Begin Raw records

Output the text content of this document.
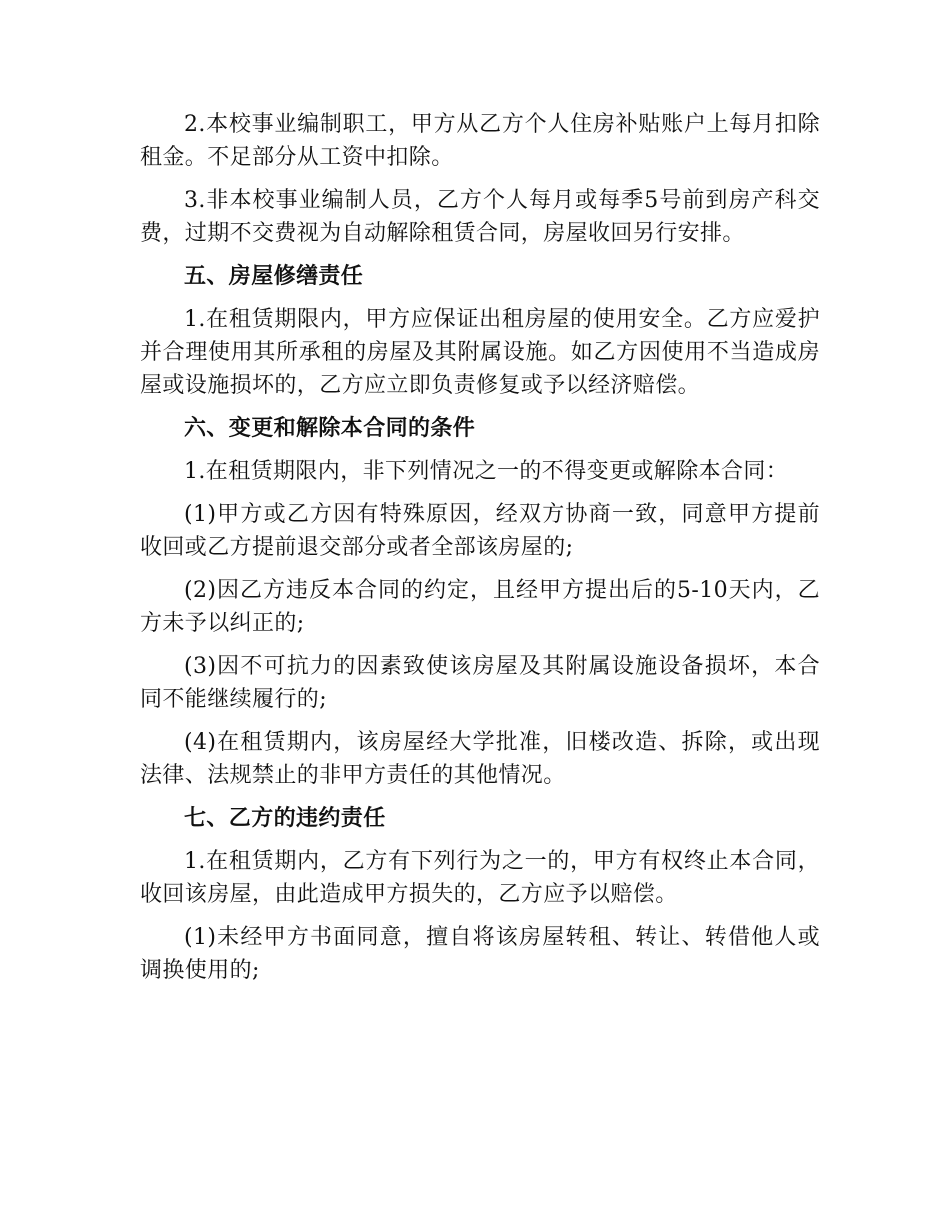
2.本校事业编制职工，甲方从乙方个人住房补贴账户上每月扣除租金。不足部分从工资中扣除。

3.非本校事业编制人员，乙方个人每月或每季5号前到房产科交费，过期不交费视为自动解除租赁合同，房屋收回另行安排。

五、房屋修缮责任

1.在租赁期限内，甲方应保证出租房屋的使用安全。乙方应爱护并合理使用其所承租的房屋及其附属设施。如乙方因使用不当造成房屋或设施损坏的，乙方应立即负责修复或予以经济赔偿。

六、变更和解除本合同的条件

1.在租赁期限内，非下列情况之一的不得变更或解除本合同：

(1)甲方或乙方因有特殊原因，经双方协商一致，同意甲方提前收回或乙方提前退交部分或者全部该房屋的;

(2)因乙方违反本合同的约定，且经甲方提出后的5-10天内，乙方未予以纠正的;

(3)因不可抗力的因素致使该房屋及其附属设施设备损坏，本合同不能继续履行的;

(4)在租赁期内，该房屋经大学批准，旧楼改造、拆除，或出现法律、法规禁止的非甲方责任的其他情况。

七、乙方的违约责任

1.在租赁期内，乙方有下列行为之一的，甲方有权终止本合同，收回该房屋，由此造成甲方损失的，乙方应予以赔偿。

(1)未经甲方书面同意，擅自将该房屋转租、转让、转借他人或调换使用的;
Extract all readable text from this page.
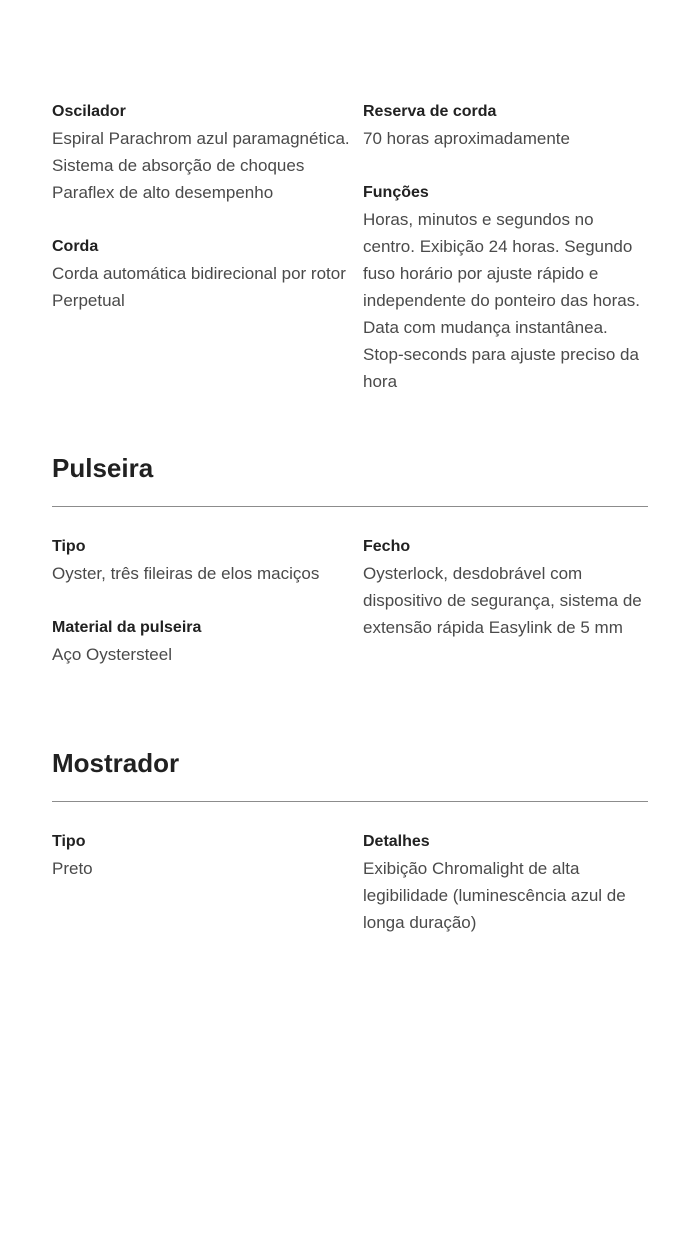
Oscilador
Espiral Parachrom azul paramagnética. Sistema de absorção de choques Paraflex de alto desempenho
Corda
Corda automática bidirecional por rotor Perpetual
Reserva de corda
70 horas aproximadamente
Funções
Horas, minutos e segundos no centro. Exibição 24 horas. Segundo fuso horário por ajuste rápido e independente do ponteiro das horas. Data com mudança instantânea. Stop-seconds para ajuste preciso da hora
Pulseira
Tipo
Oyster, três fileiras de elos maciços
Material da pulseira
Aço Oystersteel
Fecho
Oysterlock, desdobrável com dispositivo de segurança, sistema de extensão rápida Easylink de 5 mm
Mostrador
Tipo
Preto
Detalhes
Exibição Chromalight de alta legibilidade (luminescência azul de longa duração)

End Raw records
Begin Raw records

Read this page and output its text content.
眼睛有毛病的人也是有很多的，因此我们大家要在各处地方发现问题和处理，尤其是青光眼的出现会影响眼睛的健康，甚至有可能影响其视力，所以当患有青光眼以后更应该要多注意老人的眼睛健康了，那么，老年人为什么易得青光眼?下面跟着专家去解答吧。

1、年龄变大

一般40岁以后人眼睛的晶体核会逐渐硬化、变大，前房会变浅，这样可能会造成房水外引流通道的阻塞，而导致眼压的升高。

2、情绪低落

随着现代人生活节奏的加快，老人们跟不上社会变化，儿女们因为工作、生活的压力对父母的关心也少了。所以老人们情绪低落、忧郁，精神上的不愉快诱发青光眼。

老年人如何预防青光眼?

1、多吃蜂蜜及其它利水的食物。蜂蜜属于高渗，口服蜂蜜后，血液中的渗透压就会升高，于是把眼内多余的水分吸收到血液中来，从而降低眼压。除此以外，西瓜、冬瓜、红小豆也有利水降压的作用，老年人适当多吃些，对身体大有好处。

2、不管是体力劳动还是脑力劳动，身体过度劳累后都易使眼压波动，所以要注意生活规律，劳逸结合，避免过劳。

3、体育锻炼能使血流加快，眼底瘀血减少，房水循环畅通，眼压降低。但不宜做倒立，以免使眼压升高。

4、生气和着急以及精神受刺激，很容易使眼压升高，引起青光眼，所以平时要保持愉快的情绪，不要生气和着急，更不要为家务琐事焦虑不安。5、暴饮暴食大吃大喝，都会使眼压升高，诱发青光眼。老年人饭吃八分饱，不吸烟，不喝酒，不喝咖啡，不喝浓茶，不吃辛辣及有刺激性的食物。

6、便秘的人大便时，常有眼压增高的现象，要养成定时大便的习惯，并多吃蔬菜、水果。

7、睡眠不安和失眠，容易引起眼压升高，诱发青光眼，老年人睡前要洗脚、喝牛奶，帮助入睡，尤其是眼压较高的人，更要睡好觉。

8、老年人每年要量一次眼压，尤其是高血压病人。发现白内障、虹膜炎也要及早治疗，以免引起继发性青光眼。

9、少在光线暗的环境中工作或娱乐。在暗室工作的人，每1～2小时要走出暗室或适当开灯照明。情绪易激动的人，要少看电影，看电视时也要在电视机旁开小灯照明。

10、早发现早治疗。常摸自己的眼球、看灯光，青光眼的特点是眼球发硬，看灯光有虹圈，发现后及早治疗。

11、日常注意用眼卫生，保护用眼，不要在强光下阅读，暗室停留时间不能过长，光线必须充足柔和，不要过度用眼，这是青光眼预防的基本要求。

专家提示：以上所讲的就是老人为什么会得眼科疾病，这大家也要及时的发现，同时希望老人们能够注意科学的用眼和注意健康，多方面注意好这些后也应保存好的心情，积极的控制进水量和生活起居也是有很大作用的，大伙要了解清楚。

End Raw records

- **Work to complete**
Search the entries for the word "Exibição" and copy every line that has it.

- **Solution below**
Horas, minutos e segundos no centro. Exibição 24 horas. Segundo fuso horário por ajuste rápido e independente do ponteiro das horas. Data com mudança instantânea. Stop-seconds para ajuste preciso da hora
Exibição Chromalight de alta legibilidade (luminescência azul de longa duração)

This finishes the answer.